**TRECHO PARA LEITURA:**
※

2. Nos termos previstos na cláusula 4.a das Condições Especiais da apólice n.° ..., sob a epígrafe "DELIMITAÇÃO TEMPORAL"), "É expressamente aceite pelo tomador do seguro e pelos segurados que a presente apólice será competente exclusivamente para as reclamações que sejam apresentadas pela primeira vez no âmbito da presente apólice: a) Contra o segurado e notificadas ao segurador; b) Contra o segurador em exercício de ação direta; c) Durante o período de seguro, ou durante o período de descoberto (...)" e, nos termos previstos na cláusula 7.a das condições especiais da apólice ...58, sob a epígrafe "ÂMBITO TEMPORAL", "O segurador assume a cobertura da responsabilidade do segurado por todos os sinistros reclamados pela primeira vez contra o segurado ou contra o tomador do seguro ocorridos na vigência das apólices anteriores, desde que participados após o início da vigência da presente apólice, sempre e quando as reclamações tenham fundamento em dolo, erro, omissão ou negligência profissional, coberta pela presente apólice, e mesmo ainda, que tenham sido cometidos pelo segurado antes da data de efeito da entrada em vigor da presente apólice, e sem qualquer limitação temporal da retroatividade" e, "Pelo contrário, uma vez rescindida ou vencida e não renovada a presente apólice, o segurador não será obrigado a assumir qualquer sinistro cuja reclamação seja apresentada após a data da rescisão ou término do contrato, sem prejuízo sempre de norma ou princípio mais favoráveis da legislação portuguesa reguladora do contrato de seguro e da atividade seguradora", estabelecendo a cláusula 10.a das Condições Particulares do contrato ("CX310 - CONDIÇÕES PARTICULARES DO SEGURO DE RESPONSABILIDADE CIVIL'), que o "PERÍODO DE COBERTURA" da apólice será: "Temporário por 12 meses, com data de início às 0,00 horas do dia 01 de janeiro de 2016 e termo às 0,00 horas do dia 01 de janeiro de 2017" e estabelecendo o artigo 1.°, n.° 6 das Condições Especiais ("CX315 - CONDIÇÃO ESPECIAL DE RESPONSABILIDADE CIVIL PROFISSIONAL"), entende-se por "Período de Seguro", "o período compreendido entre a data de início e a de vencimento da presente apólice especificadas nas Condições Particulares, ou entre a data de início e a de rescisão, resolução ou extinção efetiva do contrato de seguro, se forem anteriores à de vencimento".

3. A Autora AA contactou o Réu BB, Advogado, para junto deste se aconselhar sobre a viabilidade ou não de ser intentada contra o seu ex-marido uma acção judicial, visando a anulação de uma escritura de partilhas que subscreveu juntamente com o seu ex-cônjuge, DD, num Cartório de ....

※

**EXCERTO DE ORIGEM:**

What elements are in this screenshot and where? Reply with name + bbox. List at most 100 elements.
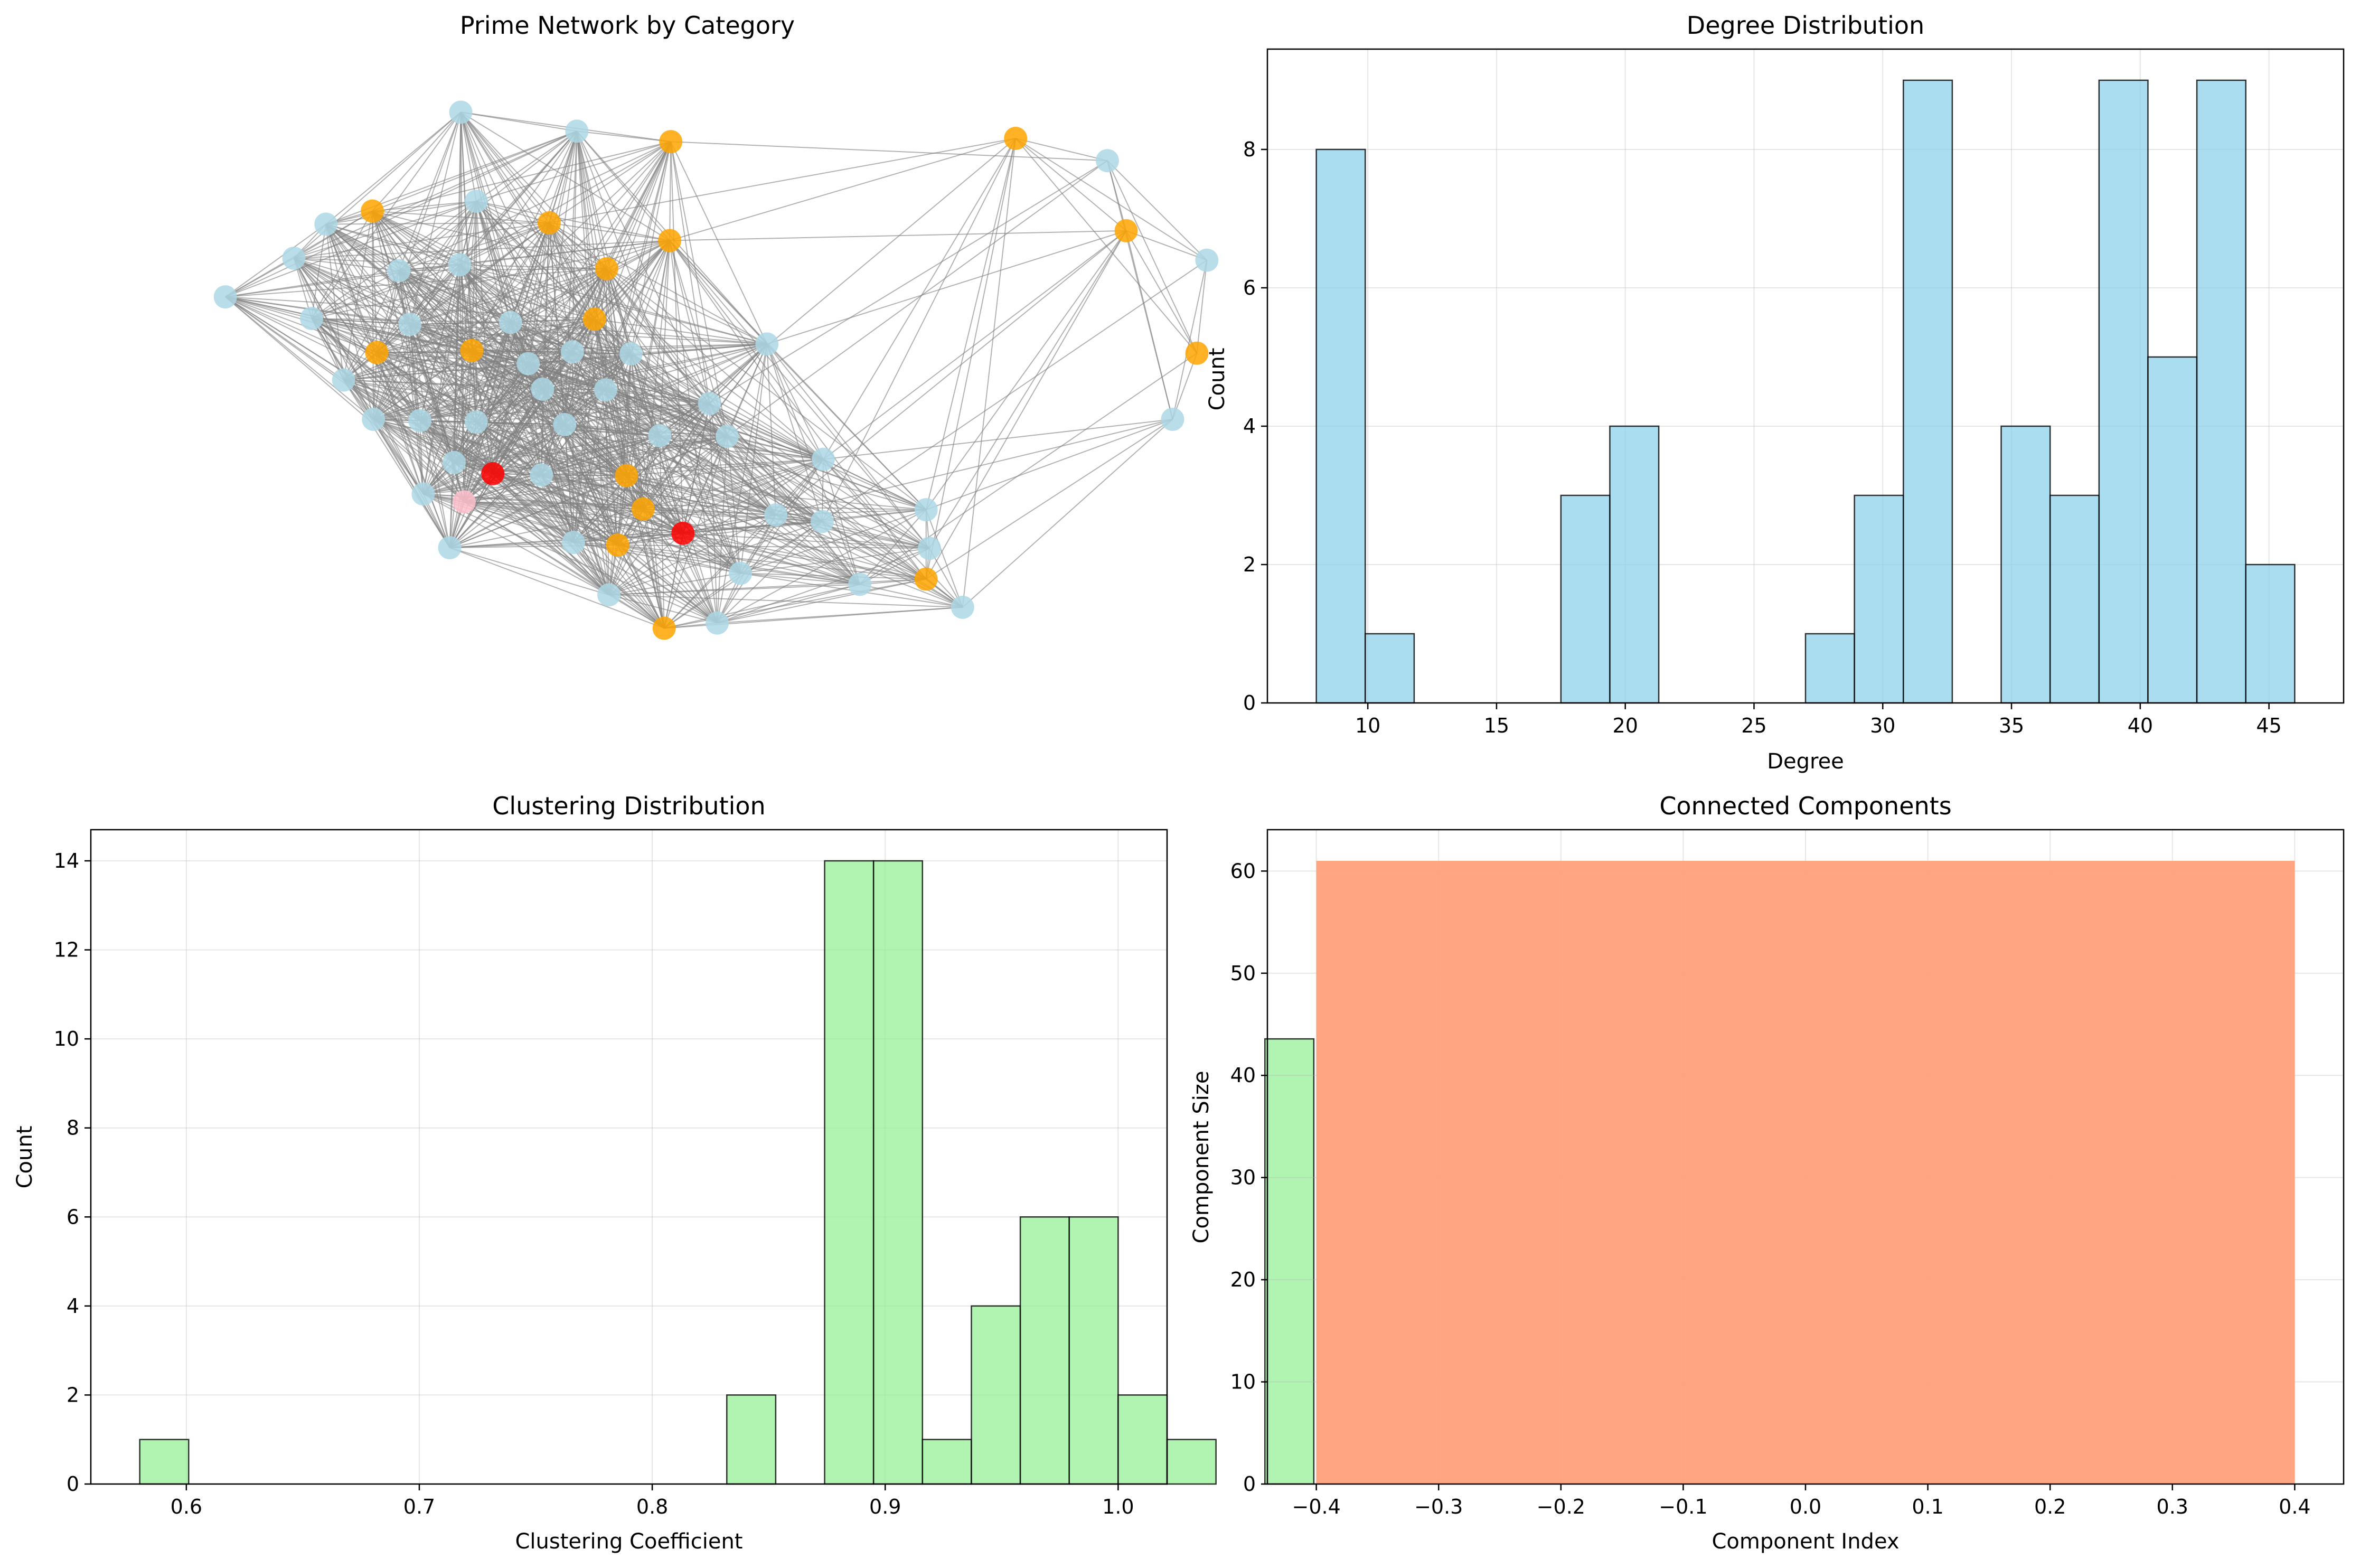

※

**PEDIDO:** Segundo o trecho para leitura, com que finalidade a Autora AA contactou o Réu BB? Responda em uma a três frases.

**RESULTADO DO EXERCÍCIO:** A Autora AA contactou o Réu BB, advogado, para se aconselhar sobre a viabilidade de ser intentada uma ação judicial contra o seu ex-marido. Essa ação visaria a anulação de uma escritura de partilhas que ela subscreveu juntamente com o ex-cônjuge, DD, num cartório.